[Stored items from a collection]
-- Opening Marker --

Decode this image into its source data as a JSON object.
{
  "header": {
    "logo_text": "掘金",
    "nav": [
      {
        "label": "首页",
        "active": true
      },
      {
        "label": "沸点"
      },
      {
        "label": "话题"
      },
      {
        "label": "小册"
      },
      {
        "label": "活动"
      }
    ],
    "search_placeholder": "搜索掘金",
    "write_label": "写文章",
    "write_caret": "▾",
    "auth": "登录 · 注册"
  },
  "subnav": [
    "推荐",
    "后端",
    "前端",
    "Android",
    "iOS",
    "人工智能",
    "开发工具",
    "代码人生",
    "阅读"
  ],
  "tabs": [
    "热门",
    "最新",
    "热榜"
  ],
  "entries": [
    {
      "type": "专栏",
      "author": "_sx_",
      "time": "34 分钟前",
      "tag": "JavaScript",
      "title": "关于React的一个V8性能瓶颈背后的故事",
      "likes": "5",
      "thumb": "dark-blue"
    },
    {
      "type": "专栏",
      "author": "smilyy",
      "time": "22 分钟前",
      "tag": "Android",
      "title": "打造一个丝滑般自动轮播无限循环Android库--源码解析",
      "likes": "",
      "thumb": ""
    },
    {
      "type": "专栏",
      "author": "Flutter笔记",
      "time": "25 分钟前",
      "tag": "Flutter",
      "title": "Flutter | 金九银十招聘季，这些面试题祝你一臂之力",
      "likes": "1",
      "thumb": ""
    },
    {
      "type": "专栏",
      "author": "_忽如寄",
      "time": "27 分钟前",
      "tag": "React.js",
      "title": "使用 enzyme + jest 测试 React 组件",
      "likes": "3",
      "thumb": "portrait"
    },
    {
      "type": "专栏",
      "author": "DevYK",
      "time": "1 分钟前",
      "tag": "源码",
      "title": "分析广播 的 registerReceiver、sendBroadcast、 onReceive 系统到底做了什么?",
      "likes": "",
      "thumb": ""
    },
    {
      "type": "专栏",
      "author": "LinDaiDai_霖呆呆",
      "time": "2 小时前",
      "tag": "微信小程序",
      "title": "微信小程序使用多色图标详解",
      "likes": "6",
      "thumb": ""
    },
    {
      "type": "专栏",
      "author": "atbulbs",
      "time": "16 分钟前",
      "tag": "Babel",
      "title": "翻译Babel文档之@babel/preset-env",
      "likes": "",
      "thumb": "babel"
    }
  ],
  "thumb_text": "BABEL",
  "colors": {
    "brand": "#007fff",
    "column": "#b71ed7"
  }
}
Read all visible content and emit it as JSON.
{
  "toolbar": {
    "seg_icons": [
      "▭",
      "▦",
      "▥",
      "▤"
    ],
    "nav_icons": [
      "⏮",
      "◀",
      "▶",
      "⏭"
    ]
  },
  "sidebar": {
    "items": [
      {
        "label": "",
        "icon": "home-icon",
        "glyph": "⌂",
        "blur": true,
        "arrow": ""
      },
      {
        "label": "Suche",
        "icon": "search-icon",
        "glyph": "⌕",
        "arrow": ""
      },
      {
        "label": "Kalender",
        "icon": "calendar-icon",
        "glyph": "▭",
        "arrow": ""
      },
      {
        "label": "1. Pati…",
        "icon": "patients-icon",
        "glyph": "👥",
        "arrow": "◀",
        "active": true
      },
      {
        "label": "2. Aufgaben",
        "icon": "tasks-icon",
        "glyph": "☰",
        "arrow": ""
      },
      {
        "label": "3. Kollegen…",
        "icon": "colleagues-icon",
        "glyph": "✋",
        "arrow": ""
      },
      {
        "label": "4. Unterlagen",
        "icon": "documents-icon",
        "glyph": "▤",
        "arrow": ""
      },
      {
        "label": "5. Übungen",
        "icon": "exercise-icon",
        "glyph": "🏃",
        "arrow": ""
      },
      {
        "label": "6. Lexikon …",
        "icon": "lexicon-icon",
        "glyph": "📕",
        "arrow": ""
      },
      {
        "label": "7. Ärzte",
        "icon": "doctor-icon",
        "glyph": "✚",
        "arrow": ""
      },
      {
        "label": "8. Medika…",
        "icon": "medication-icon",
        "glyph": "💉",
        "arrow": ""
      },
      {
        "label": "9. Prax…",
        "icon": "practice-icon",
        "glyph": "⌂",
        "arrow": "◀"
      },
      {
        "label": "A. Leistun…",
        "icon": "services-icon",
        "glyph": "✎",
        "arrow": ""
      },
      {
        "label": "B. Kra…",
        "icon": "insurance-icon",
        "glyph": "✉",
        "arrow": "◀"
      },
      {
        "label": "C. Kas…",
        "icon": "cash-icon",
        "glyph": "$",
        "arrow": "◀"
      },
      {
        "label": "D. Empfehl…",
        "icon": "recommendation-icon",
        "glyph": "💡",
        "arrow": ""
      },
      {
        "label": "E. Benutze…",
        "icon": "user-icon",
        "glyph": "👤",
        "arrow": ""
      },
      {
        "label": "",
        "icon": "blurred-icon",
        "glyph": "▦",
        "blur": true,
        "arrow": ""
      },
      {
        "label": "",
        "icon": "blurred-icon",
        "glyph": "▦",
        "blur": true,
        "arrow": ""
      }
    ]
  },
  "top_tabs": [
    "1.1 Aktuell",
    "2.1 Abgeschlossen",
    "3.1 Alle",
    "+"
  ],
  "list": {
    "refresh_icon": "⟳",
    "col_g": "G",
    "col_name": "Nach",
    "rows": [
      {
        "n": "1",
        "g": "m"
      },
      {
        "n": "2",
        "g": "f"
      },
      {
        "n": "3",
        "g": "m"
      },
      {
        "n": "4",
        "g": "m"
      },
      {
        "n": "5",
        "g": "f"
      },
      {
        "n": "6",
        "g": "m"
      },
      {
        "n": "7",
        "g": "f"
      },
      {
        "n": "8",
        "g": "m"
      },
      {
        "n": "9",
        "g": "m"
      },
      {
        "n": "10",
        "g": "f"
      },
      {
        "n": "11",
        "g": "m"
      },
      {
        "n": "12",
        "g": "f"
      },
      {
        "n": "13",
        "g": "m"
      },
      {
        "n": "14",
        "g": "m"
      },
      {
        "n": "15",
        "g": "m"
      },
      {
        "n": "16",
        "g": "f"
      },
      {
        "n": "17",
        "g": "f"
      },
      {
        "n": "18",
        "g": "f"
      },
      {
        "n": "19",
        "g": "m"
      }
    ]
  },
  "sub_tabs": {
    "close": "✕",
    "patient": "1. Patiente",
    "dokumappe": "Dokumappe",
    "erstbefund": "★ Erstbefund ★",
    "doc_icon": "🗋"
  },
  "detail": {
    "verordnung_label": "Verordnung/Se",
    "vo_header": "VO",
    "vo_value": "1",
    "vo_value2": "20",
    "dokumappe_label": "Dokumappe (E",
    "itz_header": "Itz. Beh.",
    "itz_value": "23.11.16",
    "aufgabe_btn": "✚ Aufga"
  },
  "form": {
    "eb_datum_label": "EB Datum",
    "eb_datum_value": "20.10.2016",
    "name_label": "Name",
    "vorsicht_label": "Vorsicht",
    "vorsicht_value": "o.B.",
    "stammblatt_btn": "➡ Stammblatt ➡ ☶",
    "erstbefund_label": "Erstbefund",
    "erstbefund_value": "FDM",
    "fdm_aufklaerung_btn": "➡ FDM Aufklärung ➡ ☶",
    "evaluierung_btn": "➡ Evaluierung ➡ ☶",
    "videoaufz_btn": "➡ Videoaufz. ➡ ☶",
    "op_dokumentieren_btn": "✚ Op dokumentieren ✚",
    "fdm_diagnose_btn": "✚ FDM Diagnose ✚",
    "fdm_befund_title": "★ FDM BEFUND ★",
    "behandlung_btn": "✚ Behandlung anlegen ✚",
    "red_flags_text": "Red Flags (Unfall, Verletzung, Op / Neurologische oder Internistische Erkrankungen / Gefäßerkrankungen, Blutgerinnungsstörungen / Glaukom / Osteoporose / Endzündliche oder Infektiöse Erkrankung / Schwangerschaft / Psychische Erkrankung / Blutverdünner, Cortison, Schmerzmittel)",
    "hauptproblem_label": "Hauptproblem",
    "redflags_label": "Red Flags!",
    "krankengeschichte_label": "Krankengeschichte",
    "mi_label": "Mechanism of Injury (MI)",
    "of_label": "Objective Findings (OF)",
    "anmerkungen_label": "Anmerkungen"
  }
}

-- Closing Marker --

- **What you should do**: Copy out every line of the data in which the word "Dokumappe" is found.

- **Answer for the task**:
    "dokumappe": "Dokumappe",
    "dokumappe_label": "Dokumappe (E",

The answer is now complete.